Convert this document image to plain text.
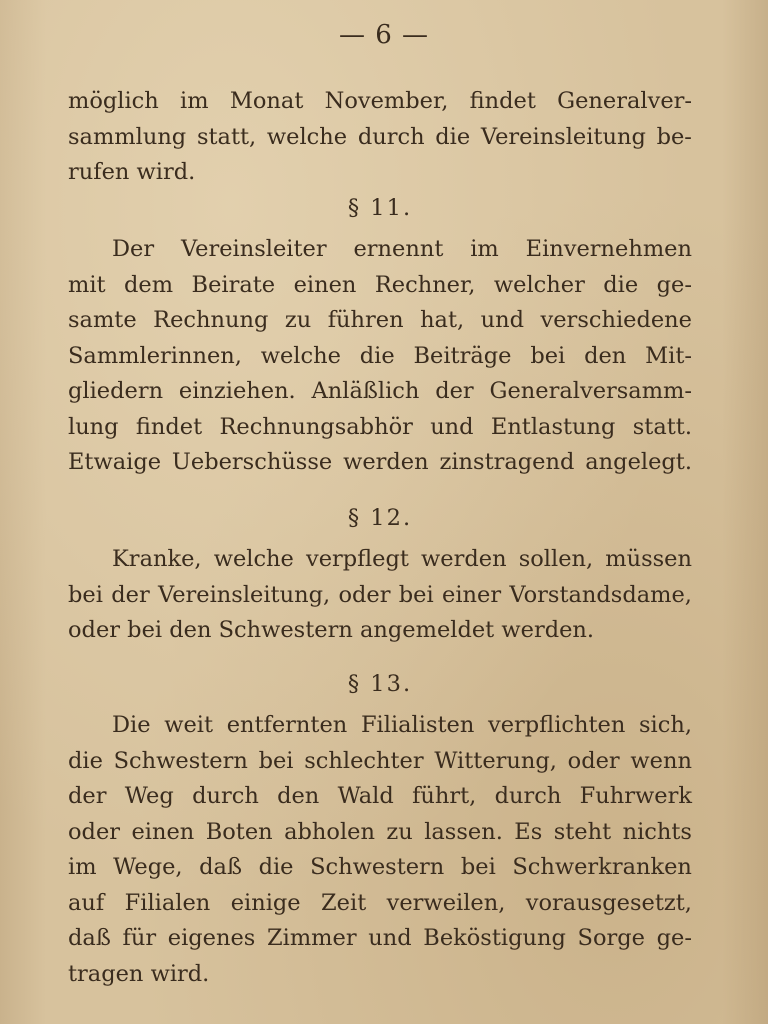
— 6 —
möglich im Monat November, findet Generalver-
sammlung statt, welche durch die Vereinsleitung be-
rufen wird.
§ 11.
Der Vereinsleiter ernennt im Einvernehmen
mit dem Beirate einen Rechner, welcher die ge-
samte Rechnung zu führen hat, und verschiedene
Sammlerinnen, welche die Beiträge bei den Mit-
gliedern einziehen. Anläßlich der Generalversamm-
lung findet Rechnungsabhör und Entlastung statt.
Etwaige Ueberschüsse werden zinstragend angelegt.
§ 12.
Kranke, welche verpflegt werden sollen, müssen
bei der Vereinsleitung, oder bei einer Vorstandsdame,
oder bei den Schwestern angemeldet werden.
§ 13.
Die weit entfernten Filialisten verpflichten sich,
die Schwestern bei schlechter Witterung, oder wenn
der Weg durch den Wald führt, durch Fuhrwerk
oder einen Boten abholen zu lassen. Es steht nichts
im Wege, daß die Schwestern bei Schwerkranken
auf Filialen einige Zeit verweilen, vorausgesetzt,
daß für eigenes Zimmer und Beköstigung Sorge ge-
tragen wird.
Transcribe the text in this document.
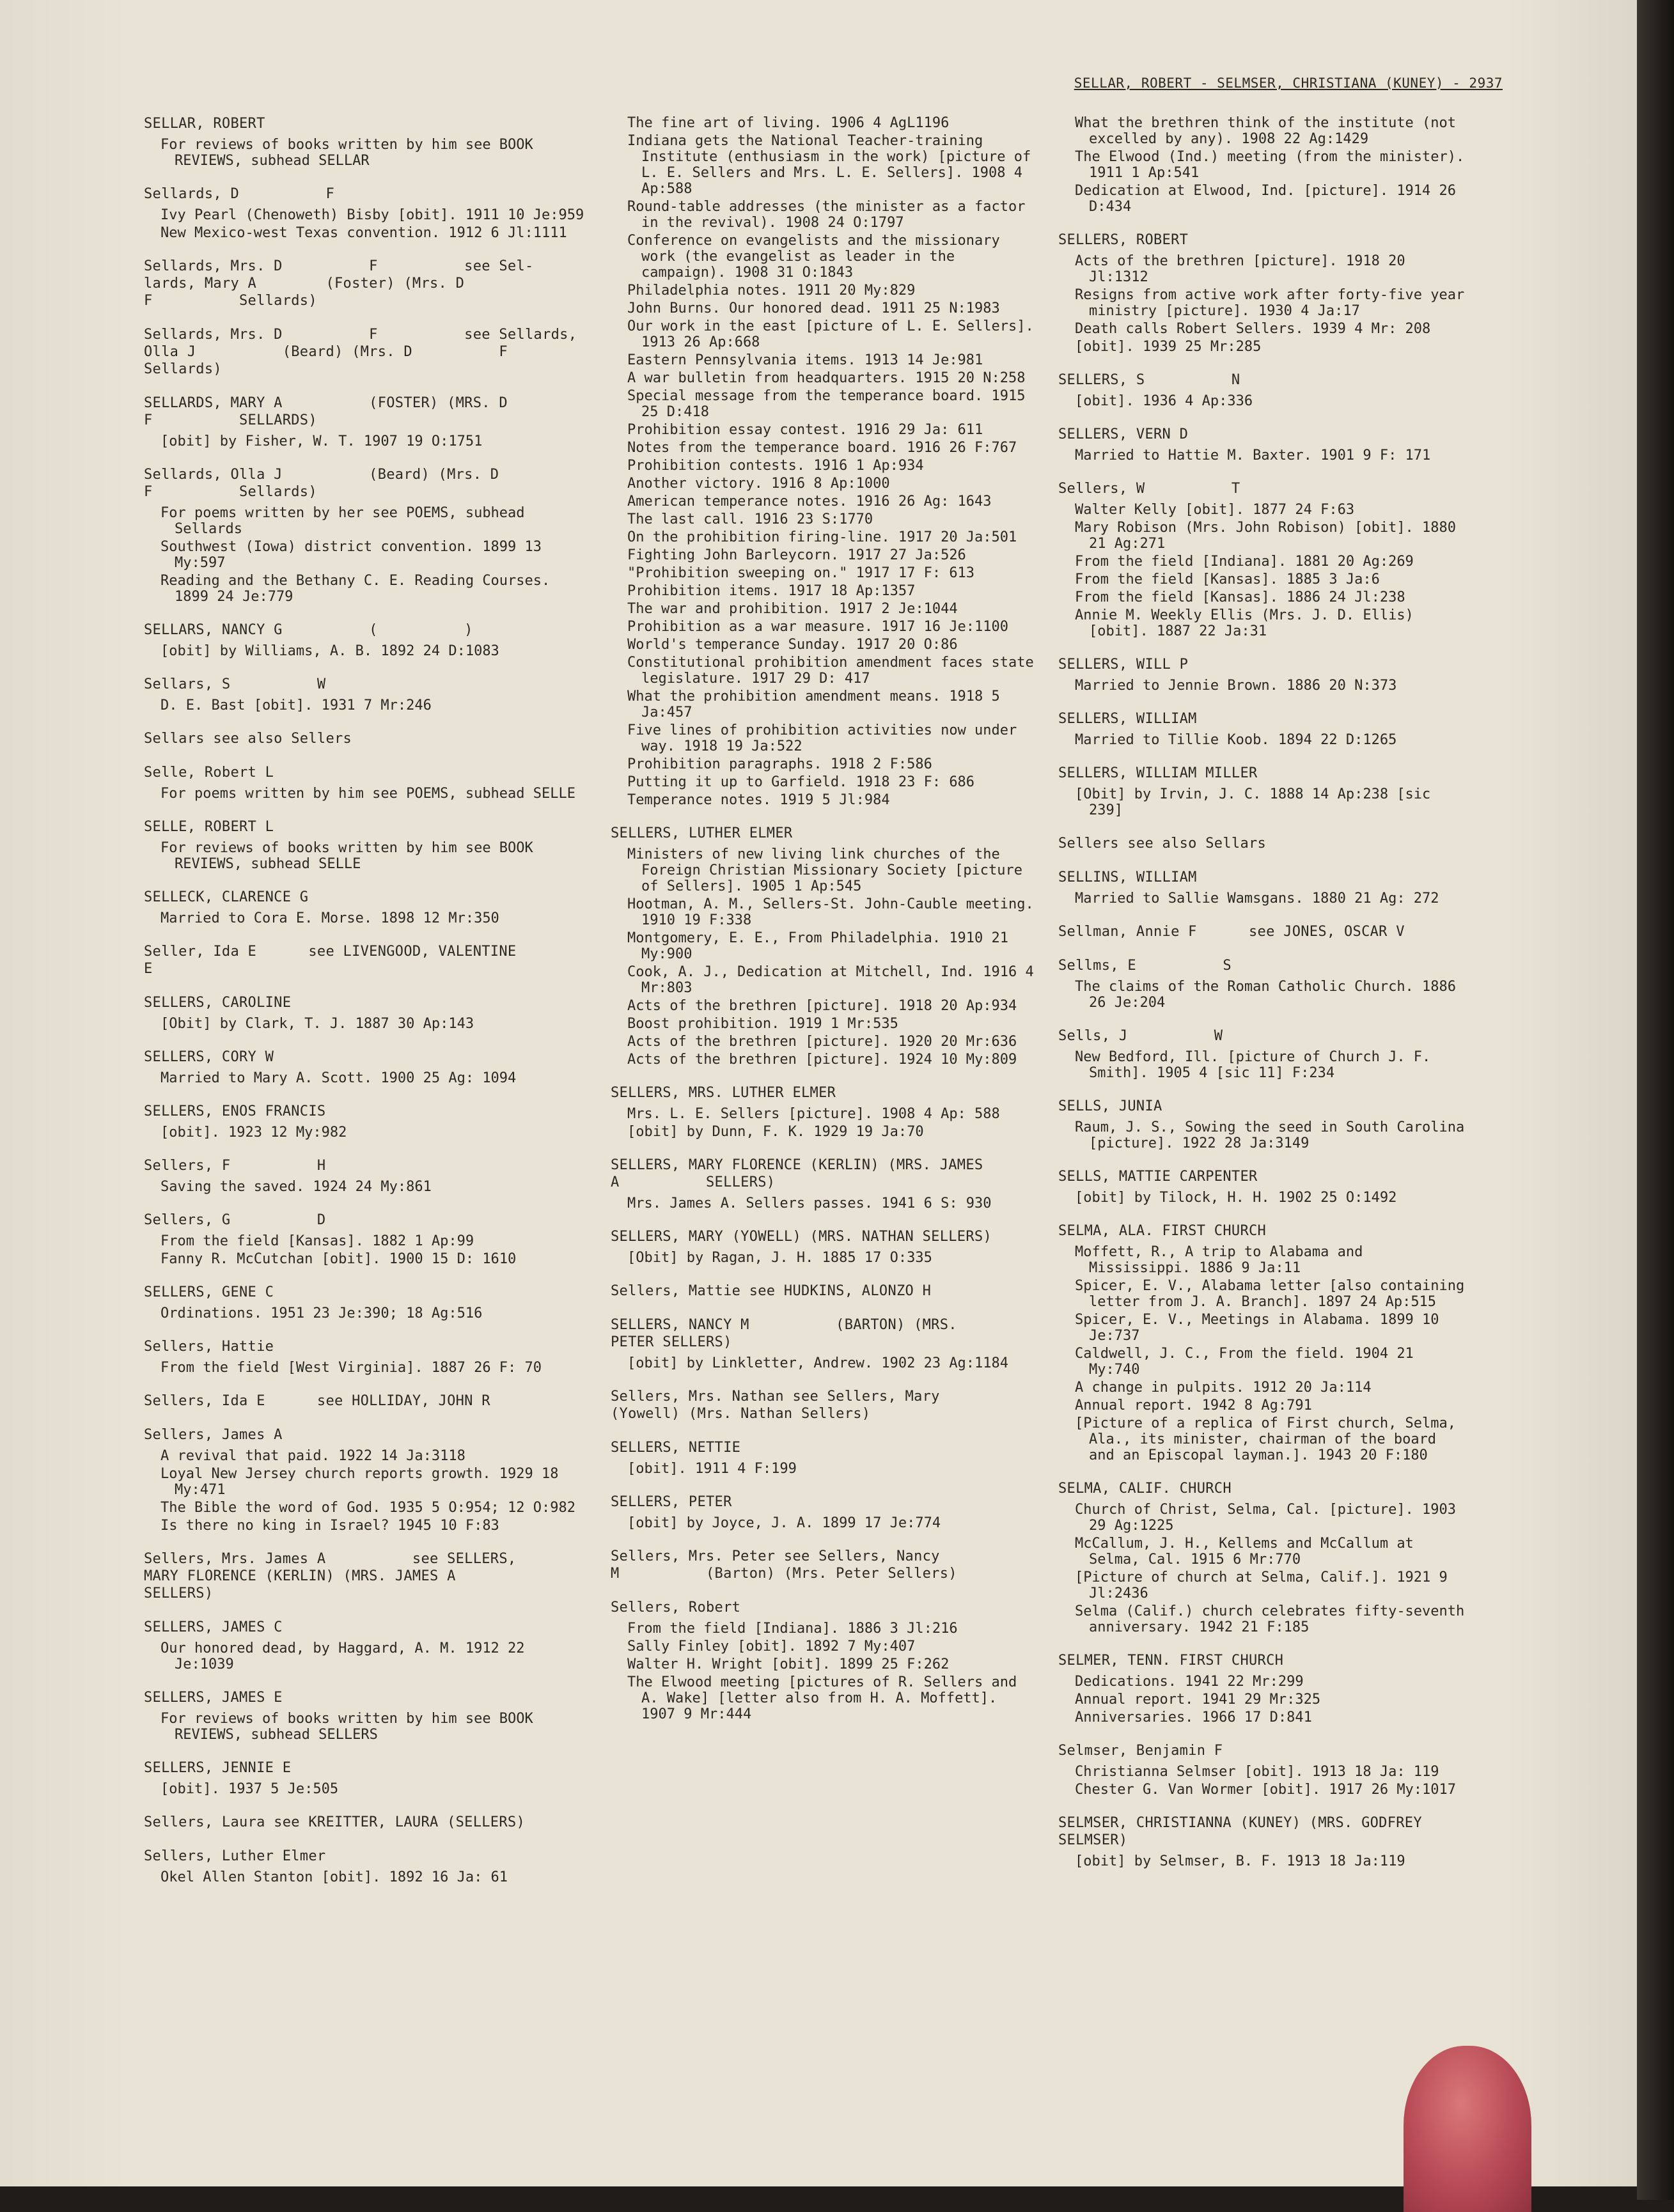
SELLAR, ROBERT - SELMSER, CHRISTIANA (KUNEY) - 2937
SELLAR, ROBERT
For reviews of books written by him see BOOK REVIEWS, subhead SELLAR
Sellards, D          F
Ivy Pearl (Chenoweth) Bisby [obit]. 1911 10 Je:959
New Mexico-west Texas convention. 1912 6 Jl:1111
Sellards, Mrs. D          F          see Sel-
lards, Mary A        (Foster) (Mrs. D
F          Sellards)
Sellards, Mrs. D          F          see Sellards,
Olla J          (Beard) (Mrs. D          F
Sellards)
SELLARDS, MARY A          (FOSTER) (MRS. D
F          SELLARDS)
[obit] by Fisher, W. T. 1907 19 O:1751
Sellards, Olla J          (Beard) (Mrs. D
F          Sellards)
For poems written by her see POEMS, subhead Sellards
Southwest (Iowa) district convention. 1899 13 My:597
Reading and the Bethany C. E. Reading Courses. 1899 24 Je:779
SELLARS, NANCY G          (          )
[obit] by Williams, A. B. 1892 24 D:1083
Sellars, S          W
D. E. Bast [obit]. 1931 7 Mr:246
Sellars see also Sellers
Selle, Robert L
For poems written by him see POEMS, subhead SELLE
SELLE, ROBERT L
For reviews of books written by him see BOOK REVIEWS, subhead SELLE
SELLECK, CLARENCE G
Married to Cora E. Morse. 1898 12 Mr:350
Seller, Ida E      see LIVENGOOD, VALENTINE
E
SELLERS, CAROLINE
[Obit] by Clark, T. J. 1887 30 Ap:143
SELLERS, CORY W
Married to Mary A. Scott. 1900 25 Ag: 1094
SELLERS, ENOS FRANCIS
[obit]. 1923 12 My:982
Sellers, F          H
Saving the saved. 1924 24 My:861
Sellers, G          D
From the field [Kansas]. 1882 1 Ap:99
Fanny R. McCutchan [obit]. 1900 15 D: 1610
SELLERS, GENE C
Ordinations. 1951 23 Je:390; 18 Ag:516
Sellers, Hattie
From the field [West Virginia]. 1887 26 F: 70
Sellers, Ida E      see HOLLIDAY, JOHN R
Sellers, James A
A revival that paid. 1922 14 Ja:3118
Loyal New Jersey church reports growth. 1929 18 My:471
The Bible the word of God. 1935 5 O:954; 12 O:982
Is there no king in Israel? 1945 10 F:83
Sellers, Mrs. James A          see SELLERS,
MARY FLORENCE (KERLIN) (MRS. JAMES A
SELLERS)
SELLERS, JAMES C
Our honored dead, by Haggard, A. M. 1912 22 Je:1039
SELLERS, JAMES E
For reviews of books written by him see BOOK REVIEWS, subhead SELLERS
SELLERS, JENNIE E
[obit]. 1937 5 Je:505
Sellers, Laura see KREITTER, LAURA (SELLERS)
Sellers, Luther Elmer
Okel Allen Stanton [obit]. 1892 16 Ja: 61
The fine art of living. 1906 4 AgL1196
Indiana gets the National Teacher-training Institute (enthusiasm in the work) [picture of L. E. Sellers and Mrs. L. E. Sellers]. 1908 4 Ap:588
Round-table addresses (the minister as a factor in the revival). 1908 24 O:1797
Conference on evangelists and the missionary work (the evangelist as leader in the campaign). 1908 31 O:1843
Philadelphia notes. 1911 20 My:829
John Burns. Our honored dead. 1911 25 N:1983
Our work in the east [picture of L. E. Sellers]. 1913 26 Ap:668
Eastern Pennsylvania items. 1913 14 Je:981
A war bulletin from headquarters. 1915 20 N:258
Special message from the temperance board. 1915 25 D:418
Prohibition essay contest. 1916 29 Ja: 611
Notes from the temperance board. 1916 26 F:767
Prohibition contests. 1916 1 Ap:934
Another victory. 1916 8 Ap:1000
American temperance notes. 1916 26 Ag: 1643
The last call. 1916 23 S:1770
On the prohibition firing-line. 1917 20 Ja:501
Fighting John Barleycorn. 1917 27 Ja:526
"Prohibition sweeping on." 1917 17 F: 613
Prohibition items. 1917 18 Ap:1357
The war and prohibition. 1917 2 Je:1044
Prohibition as a war measure. 1917 16 Je:1100
World's temperance Sunday. 1917 20 O:86
Constitutional prohibition amendment faces state legislature. 1917 29 D: 417
What the prohibition amendment means. 1918 5 Ja:457
Five lines of prohibition activities now under way. 1918 19 Ja:522
Prohibition paragraphs. 1918 2 F:586
Putting it up to Garfield. 1918 23 F: 686
Temperance notes. 1919 5 Jl:984
SELLERS, LUTHER ELMER
Ministers of new living link churches of the Foreign Christian Missionary Society [picture of Sellers]. 1905 1 Ap:545
Hootman, A. M., Sellers-St. John-Cauble meeting. 1910 19 F:338
Montgomery, E. E., From Philadelphia. 1910 21 My:900
Cook, A. J., Dedication at Mitchell, Ind. 1916 4 Mr:803
Acts of the brethren [picture]. 1918 20 Ap:934
Boost prohibition. 1919 1 Mr:535
Acts of the brethren [picture]. 1920 20 Mr:636
Acts of the brethren [picture]. 1924 10 My:809
SELLERS, MRS. LUTHER ELMER
Mrs. L. E. Sellers [picture]. 1908 4 Ap: 588
[obit] by Dunn, F. K. 1929 19 Ja:70
SELLERS, MARY FLORENCE (KERLIN) (MRS. JAMES
A          SELLERS)
Mrs. James A. Sellers passes. 1941 6 S: 930
SELLERS, MARY (YOWELL) (MRS. NATHAN SELLERS)
[Obit] by Ragan, J. H. 1885 17 O:335
Sellers, Mattie see HUDKINS, ALONZO H
SELLERS, NANCY M          (BARTON) (MRS.
PETER SELLERS)
[obit] by Linkletter, Andrew. 1902 23 Ag:1184
Sellers, Mrs. Nathan see Sellers, Mary
(Yowell) (Mrs. Nathan Sellers)
SELLERS, NETTIE
[obit]. 1911 4 F:199
SELLERS, PETER
[obit] by Joyce, J. A. 1899 17 Je:774
Sellers, Mrs. Peter see Sellers, Nancy
M          (Barton) (Mrs. Peter Sellers)
Sellers, Robert
From the field [Indiana]. 1886 3 Jl:216
Sally Finley [obit]. 1892 7 My:407
Walter H. Wright [obit]. 1899 25 F:262
The Elwood meeting [pictures of R. Sellers and A. Wake] [letter also from H. A. Moffett]. 1907 9 Mr:444
What the brethren think of the institute (not excelled by any). 1908 22 Ag:1429
The Elwood (Ind.) meeting (from the minister). 1911 1 Ap:541
Dedication at Elwood, Ind. [picture]. 1914 26 D:434
SELLERS, ROBERT
Acts of the brethren [picture]. 1918 20 Jl:1312
Resigns from active work after forty-five year ministry [picture]. 1930 4 Ja:17
Death calls Robert Sellers. 1939 4 Mr: 208
[obit]. 1939 25 Mr:285
SELLERS, S          N
[obit]. 1936 4 Ap:336
SELLERS, VERN D
Married to Hattie M. Baxter. 1901 9 F: 171
Sellers, W          T
Walter Kelly [obit]. 1877 24 F:63
Mary Robison (Mrs. John Robison) [obit]. 1880 21 Ag:271
From the field [Indiana]. 1881 20 Ag:269
From the field [Kansas]. 1885 3 Ja:6
From the field [Kansas]. 1886 24 Jl:238
Annie M. Weekly Ellis (Mrs. J. D. Ellis) [obit]. 1887 22 Ja:31
SELLERS, WILL P
Married to Jennie Brown. 1886 20 N:373
SELLERS, WILLIAM
Married to Tillie Koob. 1894 22 D:1265
SELLERS, WILLIAM MILLER
[Obit] by Irvin, J. C. 1888 14 Ap:238 [sic 239]
Sellers see also Sellars
SELLINS, WILLIAM
Married to Sallie Wamsgans. 1880 21 Ag: 272
Sellman, Annie F      see JONES, OSCAR V
Sellms, E          S
The claims of the Roman Catholic Church. 1886 26 Je:204
Sells, J          W
New Bedford, Ill. [picture of Church J. F. Smith]. 1905 4 [sic 11] F:234
SELLS, JUNIA
Raum, J. S., Sowing the seed in South Carolina [picture]. 1922 28 Ja:3149
SELLS, MATTIE CARPENTER
[obit] by Tilock, H. H. 1902 25 O:1492
SELMA, ALA. FIRST CHURCH
Moffett, R., A trip to Alabama and Mississippi. 1886 9 Ja:11
Spicer, E. V., Alabama letter [also containing letter from J. A. Branch]. 1897 24 Ap:515
Spicer, E. V., Meetings in Alabama. 1899 10 Je:737
Caldwell, J. C., From the field. 1904 21 My:740
A change in pulpits. 1912 20 Ja:114
Annual report. 1942 8 Ag:791
[Picture of a replica of First church, Selma, Ala., its minister, chairman of the board and an Episcopal layman.]. 1943 20 F:180
SELMA, CALIF. CHURCH
Church of Christ, Selma, Cal. [picture]. 1903 29 Ag:1225
McCallum, J. H., Kellems and McCallum at Selma, Cal. 1915 6 Mr:770
[Picture of church at Selma, Calif.]. 1921 9 Jl:2436
Selma (Calif.) church celebrates fifty-seventh anniversary. 1942 21 F:185
SELMER, TENN. FIRST CHURCH
Dedications. 1941 22 Mr:299
Annual report. 1941 29 Mr:325
Anniversaries. 1966 17 D:841
Selmser, Benjamin F
Christianna Selmser [obit]. 1913 18 Ja: 119
Chester G. Van Wormer [obit]. 1917 26 My:1017
SELMSER, CHRISTIANNA (KUNEY) (MRS. GODFREY
SELMSER)
[obit] by Selmser, B. F. 1913 18 Ja:119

--

:: Aim of the exercise ::
When a line in the records above contains the word "books", copy it.

:: Response to the exercise ::
For reviews of books written by him see BOOK REVIEWS, subhead SELLAR
For reviews of books written by him see BOOK REVIEWS, subhead SELLE
For reviews of books written by him see BOOK REVIEWS, subhead SELLERS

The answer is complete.